• _Stated problem_
Search the entries below. Return every line that has "frac" in it.

• • • •

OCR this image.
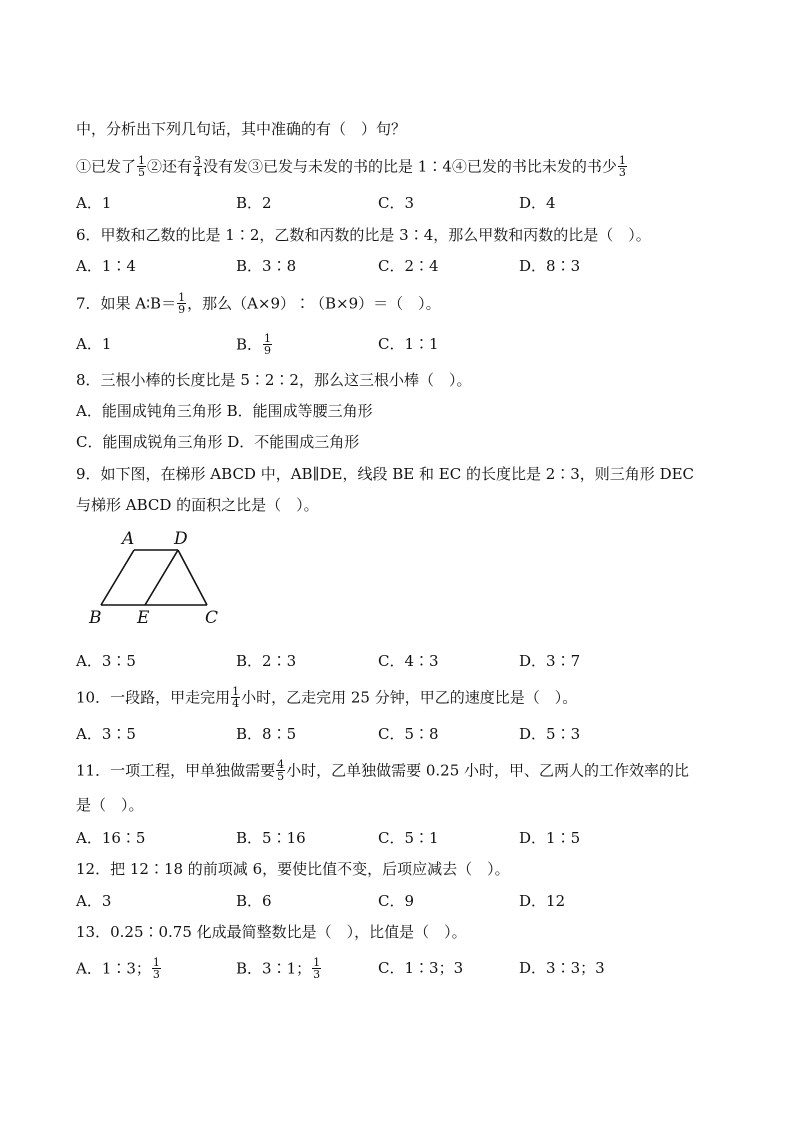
中，分析出下列几句话，其中准确的有（　）句？
①已发了 $\frac{1}{5}$ ②还有 $\frac{3}{4}$ 没有发③已发与未发的书的比是 1∶4④已发的书比未发的书少 $\frac{1}{3}$
A．1	B．2	C．3	D．4
6．甲数和乙数的比是 1∶2，乙数和丙数的比是 3∶4，那么甲数和丙数的比是（　）。
A．1∶4	B．3∶8	C．2∶4	D．8∶3
7．如果 A∶B＝ $\frac{1}{9}$ ，那么（A×9）∶（B×9）＝（　）。
A．1	B． $\frac{1}{9}$	C．1∶1
8．三根小棒的长度比是 5∶2∶2，那么这三根小棒（　）。
A．能围成钝角三角形 B．能围成等腰三角形
C．能围成锐角三角形 D．不能围成三角形
9．如下图，在梯形 ABCD 中，AB∥DE，线段 BE 和 EC 的长度比是 2∶3，则三角形 DEC
与梯形 ABCD 的面积之比是（　）。
A D
B E	C
A．3∶5	B．2∶3	C．4∶3	D．3∶7
10．一段路，甲走完用 $\frac{1}{4}$ 小时，乙走完用 25 分钟，甲乙的速度比是（　）。
A．3∶5	B．8∶5	C．5∶8	D．5∶3
11．一项工程，甲单独做需要 $\frac{4}{5}$ 小时，乙单独做需要 0.25 小时，甲、乙两人的工作效率的比
是（　）。
A．16∶5	B．5∶16	C．5∶1	D．1∶5
12．把 12∶18 的前项减 6，要使比值不变，后项应减去（　）。
A．3	B．6	C．9	D．12
13．0.25∶0.75 化成最简整数比是（　），比值是（　）。
A．1∶3； $\frac{1}{3}$	B．3∶1； $\frac{1}{3}$	C．1∶3；3	D．3∶3；3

• • • •

• _Output for this task_
①已发了 $\frac{1}{5}$ ②还有 $\frac{3}{4}$ 没有发③已发与未发的书的比是 1∶4④已发的书比未发的书少 $\frac{1}{3}$
7．如果 A∶B＝ $\frac{1}{9}$ ，那么（A×9）∶（B×9）＝（　）。
A．1	B． $\frac{1}{9}$	C．1∶1
10．一段路，甲走完用 $\frac{1}{4}$ 小时，乙走完用 25 分钟，甲乙的速度比是（　）。
11．一项工程，甲单独做需要 $\frac{4}{5}$ 小时，乙单独做需要 0.25 小时，甲、乙两人的工作效率的比
A．1∶3； $\frac{1}{3}$	B．3∶1； $\frac{1}{3}$	C．1∶3；3	D．3∶3；3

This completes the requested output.